'''

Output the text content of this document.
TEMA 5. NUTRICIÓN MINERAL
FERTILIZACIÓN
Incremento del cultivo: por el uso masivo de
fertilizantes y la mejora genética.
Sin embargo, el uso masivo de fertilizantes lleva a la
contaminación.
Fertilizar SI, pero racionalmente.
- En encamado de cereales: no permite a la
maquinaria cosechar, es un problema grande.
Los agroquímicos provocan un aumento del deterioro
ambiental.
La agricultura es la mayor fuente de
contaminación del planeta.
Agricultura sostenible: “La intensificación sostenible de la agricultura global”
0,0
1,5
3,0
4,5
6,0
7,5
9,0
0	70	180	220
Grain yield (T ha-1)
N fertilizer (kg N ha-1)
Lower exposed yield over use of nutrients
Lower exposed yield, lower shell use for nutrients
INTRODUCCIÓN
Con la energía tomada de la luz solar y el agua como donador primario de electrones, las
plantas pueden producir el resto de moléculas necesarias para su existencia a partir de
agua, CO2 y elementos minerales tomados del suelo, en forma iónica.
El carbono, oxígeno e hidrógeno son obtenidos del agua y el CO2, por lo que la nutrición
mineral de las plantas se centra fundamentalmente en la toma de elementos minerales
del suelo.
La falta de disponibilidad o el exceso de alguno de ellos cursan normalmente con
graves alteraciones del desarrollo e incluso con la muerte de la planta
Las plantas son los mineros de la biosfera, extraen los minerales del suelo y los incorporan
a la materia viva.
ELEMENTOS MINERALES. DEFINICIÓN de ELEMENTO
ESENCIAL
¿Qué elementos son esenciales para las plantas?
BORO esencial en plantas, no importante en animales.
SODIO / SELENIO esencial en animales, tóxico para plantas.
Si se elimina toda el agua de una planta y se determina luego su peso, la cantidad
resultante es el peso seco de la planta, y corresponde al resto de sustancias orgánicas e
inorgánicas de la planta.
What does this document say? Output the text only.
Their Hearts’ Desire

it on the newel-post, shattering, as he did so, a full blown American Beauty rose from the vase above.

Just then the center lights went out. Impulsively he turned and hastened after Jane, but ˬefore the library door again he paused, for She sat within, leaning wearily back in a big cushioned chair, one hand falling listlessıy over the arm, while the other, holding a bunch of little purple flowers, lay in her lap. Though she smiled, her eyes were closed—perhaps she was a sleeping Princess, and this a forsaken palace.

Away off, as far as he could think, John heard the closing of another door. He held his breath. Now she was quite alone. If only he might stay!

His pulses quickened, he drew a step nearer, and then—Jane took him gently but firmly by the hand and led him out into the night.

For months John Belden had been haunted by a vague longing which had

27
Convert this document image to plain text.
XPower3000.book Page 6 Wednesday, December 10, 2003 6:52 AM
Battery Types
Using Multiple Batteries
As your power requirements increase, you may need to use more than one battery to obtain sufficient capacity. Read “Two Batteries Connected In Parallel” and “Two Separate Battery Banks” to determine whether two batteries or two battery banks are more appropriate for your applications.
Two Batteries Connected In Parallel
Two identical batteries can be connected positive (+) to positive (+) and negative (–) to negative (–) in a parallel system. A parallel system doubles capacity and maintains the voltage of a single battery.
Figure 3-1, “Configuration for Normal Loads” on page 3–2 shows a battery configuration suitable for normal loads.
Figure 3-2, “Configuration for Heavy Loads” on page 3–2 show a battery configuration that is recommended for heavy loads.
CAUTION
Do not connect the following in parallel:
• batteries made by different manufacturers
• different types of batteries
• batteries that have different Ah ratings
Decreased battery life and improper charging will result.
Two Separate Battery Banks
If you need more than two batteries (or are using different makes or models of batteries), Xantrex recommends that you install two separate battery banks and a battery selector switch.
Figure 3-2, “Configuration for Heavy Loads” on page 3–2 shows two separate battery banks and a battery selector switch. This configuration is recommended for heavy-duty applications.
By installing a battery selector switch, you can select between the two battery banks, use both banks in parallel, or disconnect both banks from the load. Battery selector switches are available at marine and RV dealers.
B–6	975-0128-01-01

'''

● Exercise brief:
Review the preceding data and report every line that includes the string "over".

● Result below:
Lower exposed yield over use of nutrients
Just then the center lights went out. Impulsively he turned and hastened after Jane, but ˬefore the library door again he paused, for She sat within, leaning wearily back in a big cushioned chair, one hand falling listlessıy over the arm, while the other, holding a bunch of little purple flowers, lay in her lap. Though she smiled, her eyes were closed—perhaps she was a sleeping Princess, and this a forsaken palace.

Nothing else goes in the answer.